Exercise goal: Skip the pictures and extract all of the lines exactly as written.

= = =

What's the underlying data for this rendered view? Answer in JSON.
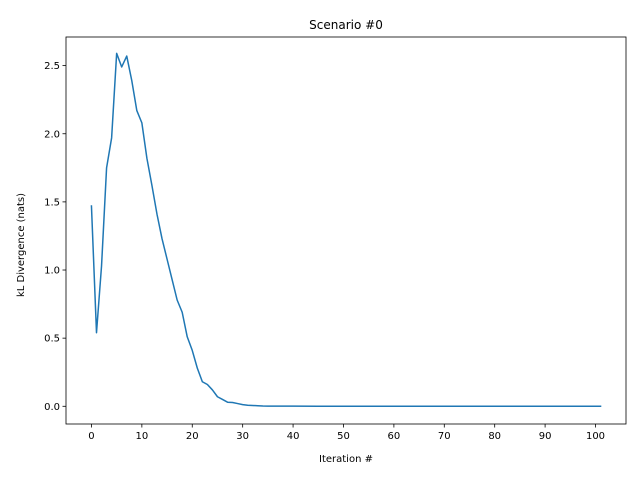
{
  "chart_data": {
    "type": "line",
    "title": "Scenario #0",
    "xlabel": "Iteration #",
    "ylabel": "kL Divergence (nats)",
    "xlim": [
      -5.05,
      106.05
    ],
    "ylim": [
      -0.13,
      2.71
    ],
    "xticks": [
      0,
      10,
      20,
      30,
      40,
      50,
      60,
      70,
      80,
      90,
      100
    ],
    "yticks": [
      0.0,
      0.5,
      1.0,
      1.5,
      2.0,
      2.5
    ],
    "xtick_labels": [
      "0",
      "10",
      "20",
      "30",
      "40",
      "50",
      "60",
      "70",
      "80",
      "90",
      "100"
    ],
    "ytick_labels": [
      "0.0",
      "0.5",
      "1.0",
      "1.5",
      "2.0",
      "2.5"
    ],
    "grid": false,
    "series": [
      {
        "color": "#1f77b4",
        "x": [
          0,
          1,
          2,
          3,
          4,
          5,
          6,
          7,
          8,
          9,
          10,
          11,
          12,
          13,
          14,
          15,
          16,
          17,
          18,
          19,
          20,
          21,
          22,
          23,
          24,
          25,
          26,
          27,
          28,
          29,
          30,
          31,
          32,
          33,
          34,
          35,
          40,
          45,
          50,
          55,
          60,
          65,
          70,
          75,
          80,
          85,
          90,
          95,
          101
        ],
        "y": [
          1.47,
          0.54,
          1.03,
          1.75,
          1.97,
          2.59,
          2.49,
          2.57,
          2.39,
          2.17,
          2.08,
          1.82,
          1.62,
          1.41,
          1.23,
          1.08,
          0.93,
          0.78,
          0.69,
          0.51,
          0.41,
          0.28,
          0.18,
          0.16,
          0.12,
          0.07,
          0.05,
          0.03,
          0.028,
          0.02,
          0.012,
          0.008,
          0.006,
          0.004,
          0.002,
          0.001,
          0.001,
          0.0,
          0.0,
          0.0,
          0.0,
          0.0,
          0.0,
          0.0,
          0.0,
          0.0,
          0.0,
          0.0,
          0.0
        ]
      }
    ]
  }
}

= = =

Right answer:
What's the underlying data for this rendered view? Answer in JSON.
{
  "chart_data": {
    "type": "line",
    "title": "Scenario #0",
    "xlabel": "Iteration #",
    "ylabel": "kL Divergence (nats)",
    "xlim": [
      -5.05,
      106.05
    ],
    "ylim": [
      -0.13,
      2.71
    ],
    "xticks": [
      0,
      10,
      20,
      30,
      40,
      50,
      60,
      70,
      80,
      90,
      100
    ],
    "yticks": [
      0.0,
      0.5,
      1.0,
      1.5,
      2.0,
      2.5
    ],
    "xtick_labels": [
      "0",
      "10",
      "20",
      "30",
      "40",
      "50",
      "60",
      "70",
      "80",
      "90",
      "100"
    ],
    "ytick_labels": [
      "0.0",
      "0.5",
      "1.0",
      "1.5",
      "2.0",
      "2.5"
    ],
    "grid": false,
    "series": [
      {
        "color": "#1f77b4",
        "x": [
          0,
          1,
          2,
          3,
          4,
          5,
          6,
          7,
          8,
          9,
          10,
          11,
          12,
          13,
          14,
          15,
          16,
          17,
          18,
          19,
          20,
          21,
          22,
          23,
          24,
          25,
          26,
          27,
          28,
          29,
          30,
          31,
          32,
          33,
          34,
          35,
          40,
          45,
          50,
          55,
          60,
          65,
          70,
          75,
          80,
          85,
          90,
          95,
          101
        ],
        "y": [
          1.47,
          0.54,
          1.03,
          1.75,
          1.97,
          2.59,
          2.49,
          2.57,
          2.39,
          2.17,
          2.08,
          1.82,
          1.62,
          1.41,
          1.23,
          1.08,
          0.93,
          0.78,
          0.69,
          0.51,
          0.41,
          0.28,
          0.18,
          0.16,
          0.12,
          0.07,
          0.05,
          0.03,
          0.028,
          0.02,
          0.012,
          0.008,
          0.006,
          0.004,
          0.002,
          0.001,
          0.001,
          0.0,
          0.0,
          0.0,
          0.0,
          0.0,
          0.0,
          0.0,
          0.0,
          0.0,
          0.0,
          0.0,
          0.0
        ]
      }
    ]
  }
}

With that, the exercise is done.